**Problem details**
How many lines in the listing below include the word "lezioni"? Reply with the count alone.

Records from a data source:

============

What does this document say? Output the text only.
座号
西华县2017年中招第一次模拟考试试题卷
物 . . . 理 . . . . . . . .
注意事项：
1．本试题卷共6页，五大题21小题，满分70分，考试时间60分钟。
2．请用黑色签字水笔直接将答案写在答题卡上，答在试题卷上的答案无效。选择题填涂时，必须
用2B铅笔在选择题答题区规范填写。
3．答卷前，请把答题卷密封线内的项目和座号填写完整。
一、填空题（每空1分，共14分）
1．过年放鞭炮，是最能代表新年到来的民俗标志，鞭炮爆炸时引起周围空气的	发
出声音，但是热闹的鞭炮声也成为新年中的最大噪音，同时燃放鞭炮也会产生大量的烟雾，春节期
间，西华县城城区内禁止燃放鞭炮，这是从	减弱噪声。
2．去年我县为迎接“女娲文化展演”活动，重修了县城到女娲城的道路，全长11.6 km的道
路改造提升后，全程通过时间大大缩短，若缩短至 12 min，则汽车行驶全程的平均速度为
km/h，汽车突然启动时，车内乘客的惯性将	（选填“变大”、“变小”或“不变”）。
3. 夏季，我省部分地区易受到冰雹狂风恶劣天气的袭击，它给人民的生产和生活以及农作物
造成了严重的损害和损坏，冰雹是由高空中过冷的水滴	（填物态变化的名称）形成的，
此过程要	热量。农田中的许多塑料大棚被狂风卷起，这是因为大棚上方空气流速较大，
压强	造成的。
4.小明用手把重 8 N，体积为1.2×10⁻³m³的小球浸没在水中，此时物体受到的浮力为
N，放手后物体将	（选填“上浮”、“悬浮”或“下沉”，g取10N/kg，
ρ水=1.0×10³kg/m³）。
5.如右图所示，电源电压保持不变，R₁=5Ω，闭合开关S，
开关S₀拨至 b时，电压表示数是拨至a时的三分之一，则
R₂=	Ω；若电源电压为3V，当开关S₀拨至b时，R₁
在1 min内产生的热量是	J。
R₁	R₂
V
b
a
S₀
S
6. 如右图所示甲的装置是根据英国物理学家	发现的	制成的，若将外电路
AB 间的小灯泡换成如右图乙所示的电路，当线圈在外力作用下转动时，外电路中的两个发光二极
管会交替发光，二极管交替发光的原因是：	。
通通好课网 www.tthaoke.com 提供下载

============

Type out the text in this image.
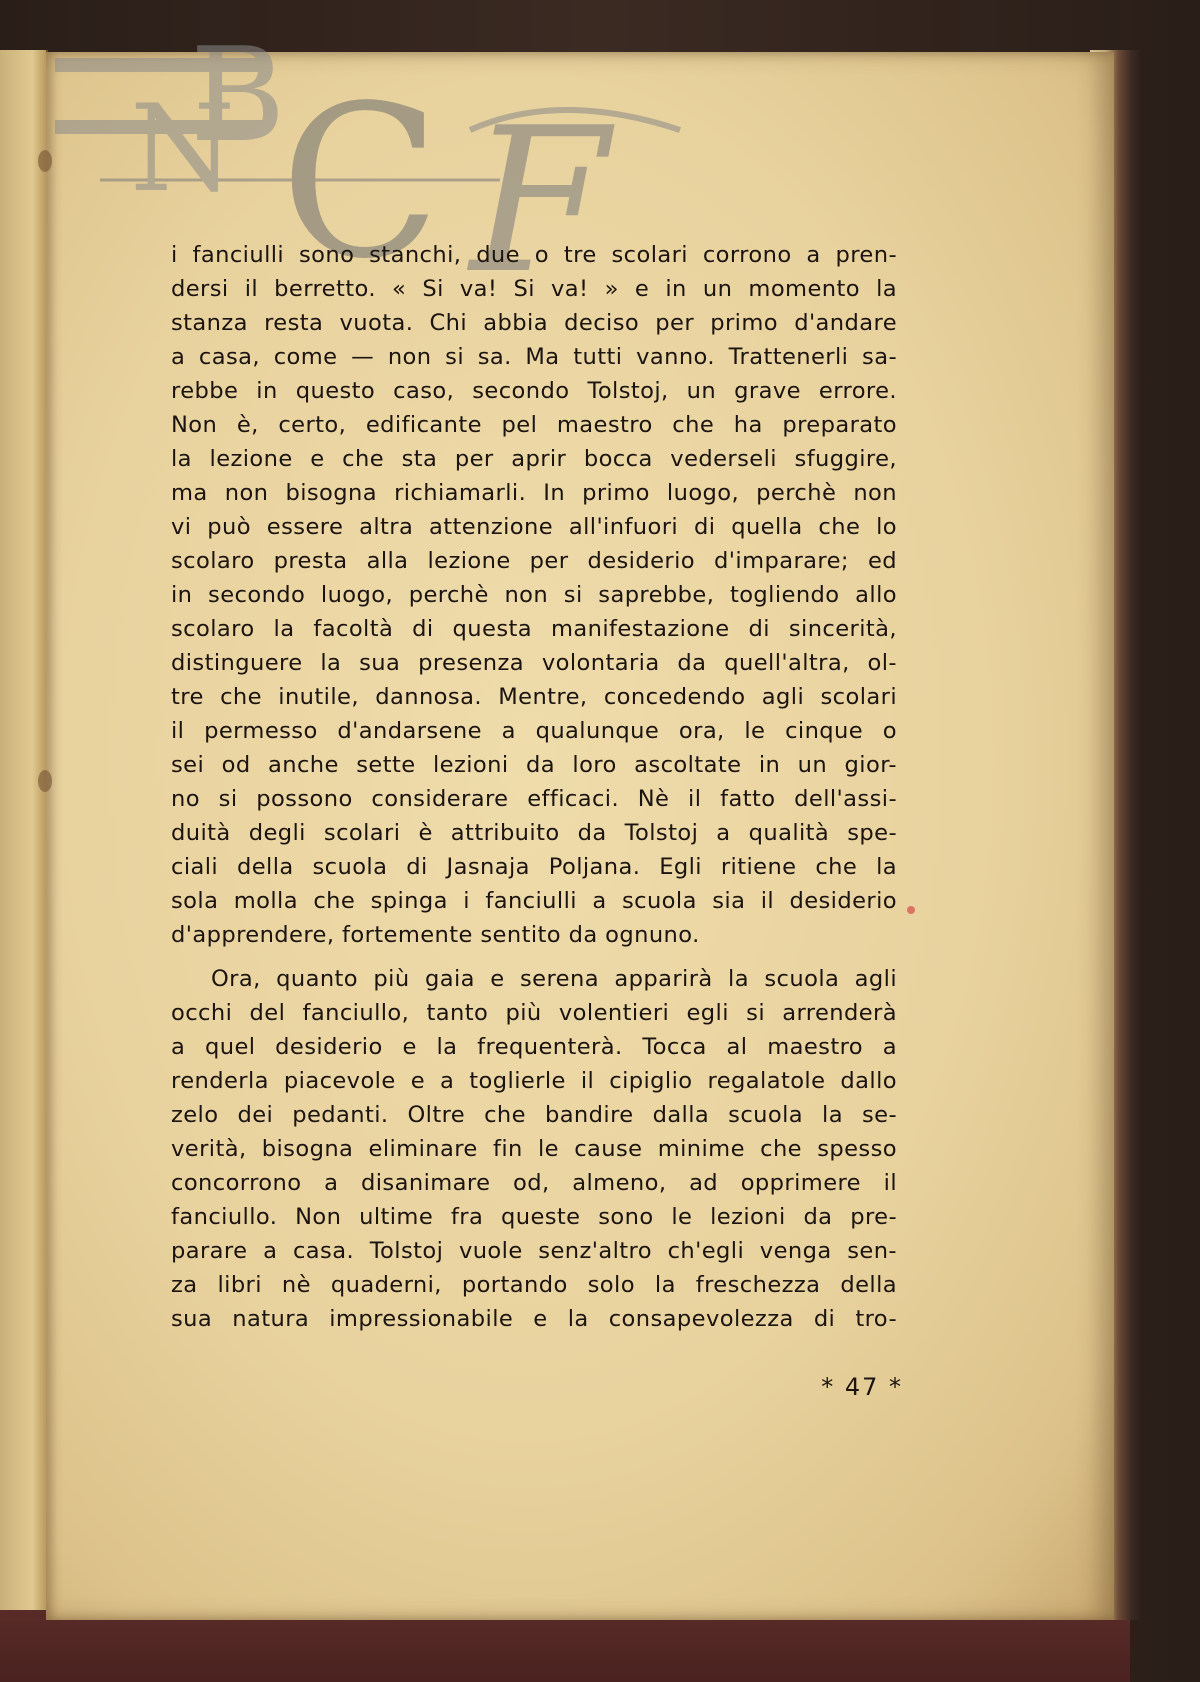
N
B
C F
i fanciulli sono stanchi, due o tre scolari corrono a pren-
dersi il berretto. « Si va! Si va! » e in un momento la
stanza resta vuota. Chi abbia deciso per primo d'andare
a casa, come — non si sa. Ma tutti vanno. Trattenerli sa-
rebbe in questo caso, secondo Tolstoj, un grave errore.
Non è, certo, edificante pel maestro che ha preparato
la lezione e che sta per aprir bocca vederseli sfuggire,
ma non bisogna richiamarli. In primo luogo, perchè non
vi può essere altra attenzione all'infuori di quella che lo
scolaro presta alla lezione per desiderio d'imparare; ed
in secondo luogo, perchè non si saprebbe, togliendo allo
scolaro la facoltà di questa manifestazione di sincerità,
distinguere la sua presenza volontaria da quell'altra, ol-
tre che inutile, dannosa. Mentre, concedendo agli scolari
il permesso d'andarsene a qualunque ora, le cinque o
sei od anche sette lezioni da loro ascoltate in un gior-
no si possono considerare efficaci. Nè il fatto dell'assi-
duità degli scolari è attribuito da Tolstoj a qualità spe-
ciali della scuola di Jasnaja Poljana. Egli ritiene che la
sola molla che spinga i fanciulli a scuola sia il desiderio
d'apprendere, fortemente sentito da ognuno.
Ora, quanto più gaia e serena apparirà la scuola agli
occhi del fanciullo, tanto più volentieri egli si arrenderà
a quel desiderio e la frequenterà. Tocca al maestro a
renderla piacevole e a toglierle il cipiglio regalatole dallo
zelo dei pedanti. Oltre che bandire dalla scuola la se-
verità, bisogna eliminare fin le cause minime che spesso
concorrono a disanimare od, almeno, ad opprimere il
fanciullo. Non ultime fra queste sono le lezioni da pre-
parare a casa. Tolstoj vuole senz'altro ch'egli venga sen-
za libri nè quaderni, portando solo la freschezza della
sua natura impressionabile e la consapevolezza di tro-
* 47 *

============

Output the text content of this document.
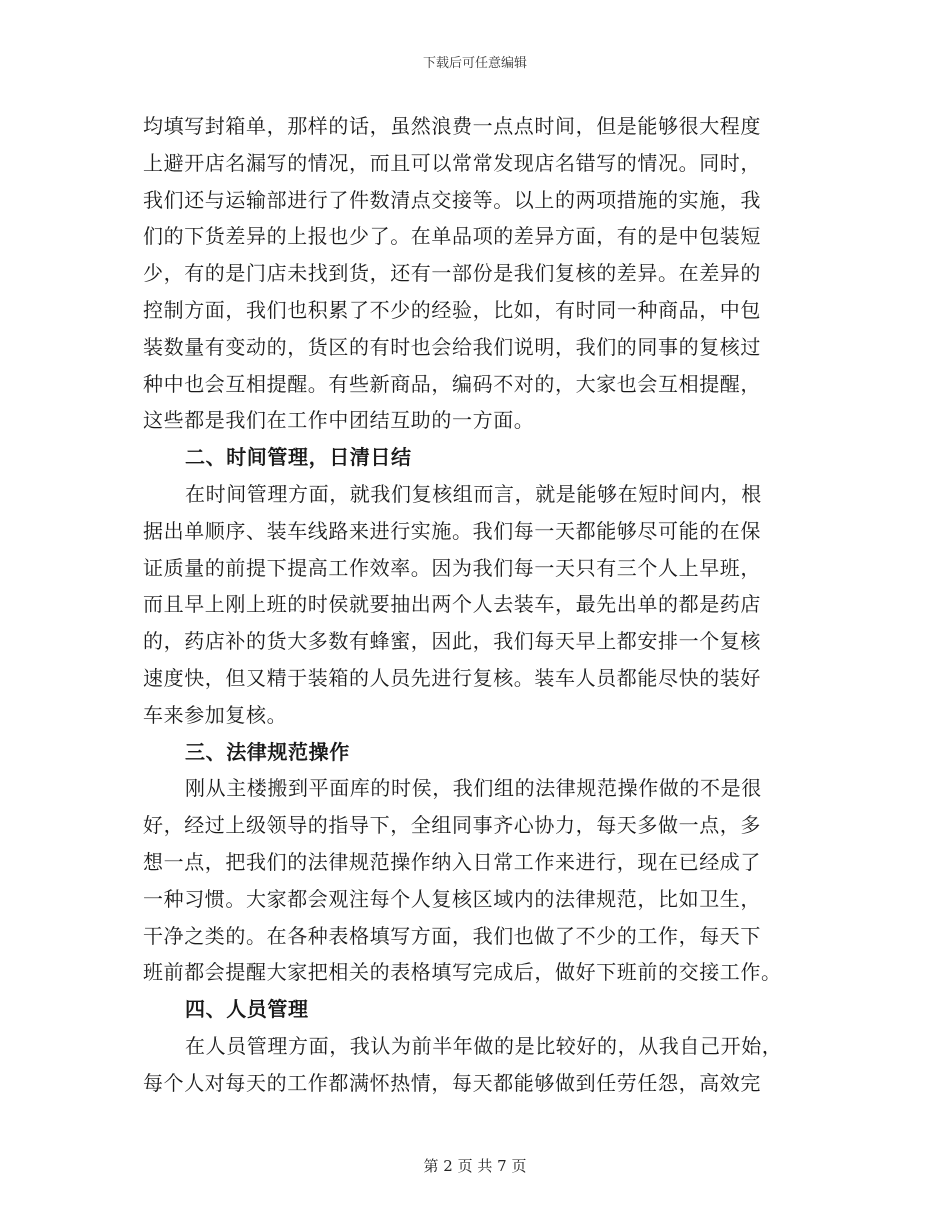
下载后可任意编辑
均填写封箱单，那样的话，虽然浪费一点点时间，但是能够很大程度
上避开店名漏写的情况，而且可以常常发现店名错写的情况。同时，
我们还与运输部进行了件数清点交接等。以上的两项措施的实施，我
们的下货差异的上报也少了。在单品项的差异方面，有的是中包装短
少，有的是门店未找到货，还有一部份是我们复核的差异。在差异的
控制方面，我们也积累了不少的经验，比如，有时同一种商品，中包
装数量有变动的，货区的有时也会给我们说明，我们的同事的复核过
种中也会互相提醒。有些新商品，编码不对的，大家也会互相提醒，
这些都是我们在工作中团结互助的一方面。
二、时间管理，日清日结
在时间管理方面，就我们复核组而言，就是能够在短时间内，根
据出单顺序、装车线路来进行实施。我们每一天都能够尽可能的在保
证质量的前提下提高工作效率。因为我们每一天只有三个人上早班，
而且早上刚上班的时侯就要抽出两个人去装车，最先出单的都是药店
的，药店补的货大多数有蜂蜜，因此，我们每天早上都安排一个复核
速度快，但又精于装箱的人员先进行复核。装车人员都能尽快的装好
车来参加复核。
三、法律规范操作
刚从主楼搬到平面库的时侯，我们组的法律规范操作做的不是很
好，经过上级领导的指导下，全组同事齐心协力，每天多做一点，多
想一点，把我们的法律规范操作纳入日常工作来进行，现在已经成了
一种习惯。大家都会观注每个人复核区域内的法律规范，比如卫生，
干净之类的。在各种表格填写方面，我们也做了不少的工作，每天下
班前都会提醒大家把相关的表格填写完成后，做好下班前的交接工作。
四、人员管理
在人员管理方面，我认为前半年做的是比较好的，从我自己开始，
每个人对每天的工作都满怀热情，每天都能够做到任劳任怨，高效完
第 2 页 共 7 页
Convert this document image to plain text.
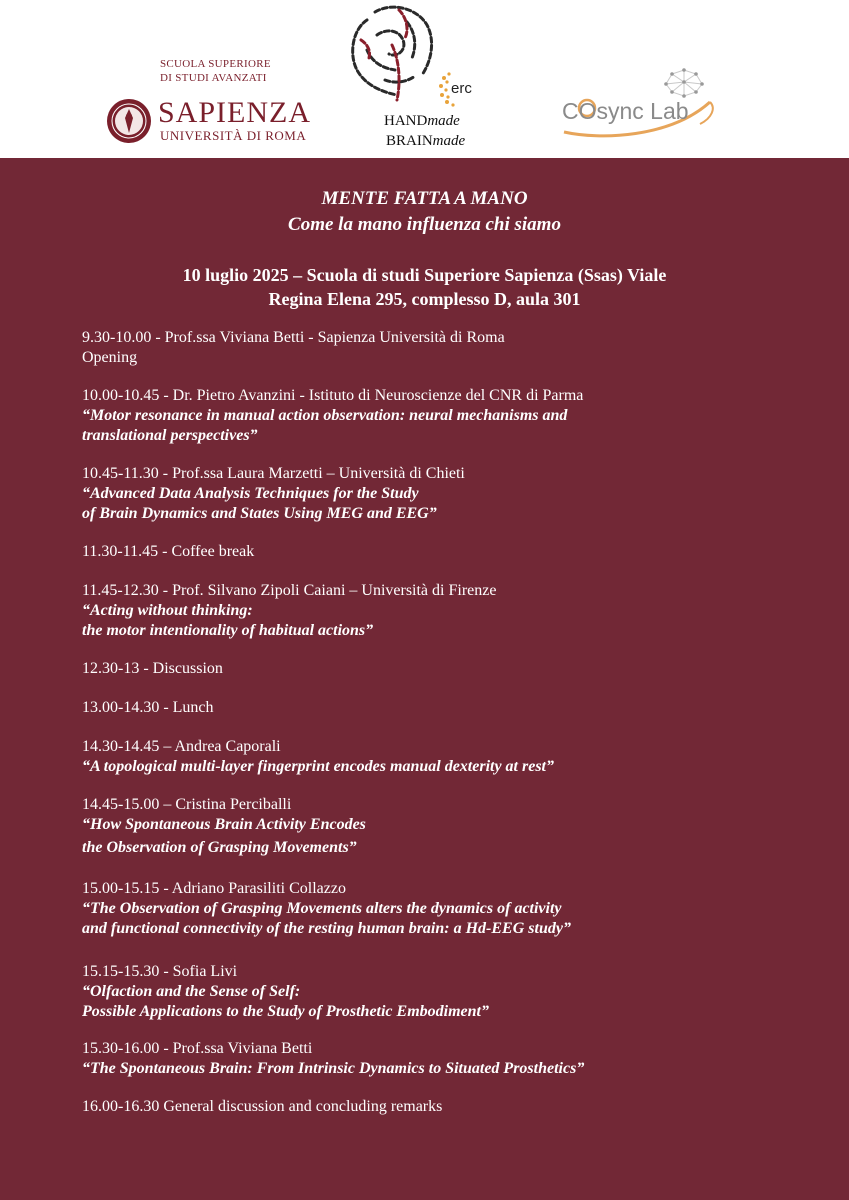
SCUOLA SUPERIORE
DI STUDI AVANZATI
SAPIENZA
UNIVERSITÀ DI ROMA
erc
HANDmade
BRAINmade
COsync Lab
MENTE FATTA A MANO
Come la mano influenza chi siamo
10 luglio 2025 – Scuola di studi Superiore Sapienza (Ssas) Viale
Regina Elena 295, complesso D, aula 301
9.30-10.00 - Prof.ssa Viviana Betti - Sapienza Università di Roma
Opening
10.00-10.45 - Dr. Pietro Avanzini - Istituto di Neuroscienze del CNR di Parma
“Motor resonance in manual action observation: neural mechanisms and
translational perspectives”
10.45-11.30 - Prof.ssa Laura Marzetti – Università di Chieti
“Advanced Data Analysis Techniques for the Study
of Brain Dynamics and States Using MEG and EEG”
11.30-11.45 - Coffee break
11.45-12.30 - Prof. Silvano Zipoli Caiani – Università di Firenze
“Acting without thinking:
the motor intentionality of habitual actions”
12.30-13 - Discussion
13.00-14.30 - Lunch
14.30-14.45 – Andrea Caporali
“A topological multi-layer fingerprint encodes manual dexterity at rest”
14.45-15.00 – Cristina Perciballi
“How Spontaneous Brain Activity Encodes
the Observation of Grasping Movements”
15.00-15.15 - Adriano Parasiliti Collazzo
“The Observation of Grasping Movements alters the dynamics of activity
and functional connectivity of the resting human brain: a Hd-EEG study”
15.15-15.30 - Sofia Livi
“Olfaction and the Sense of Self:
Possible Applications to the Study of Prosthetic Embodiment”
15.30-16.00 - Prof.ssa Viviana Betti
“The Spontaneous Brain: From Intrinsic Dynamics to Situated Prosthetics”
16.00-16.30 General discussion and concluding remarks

============

**Response to the task**
2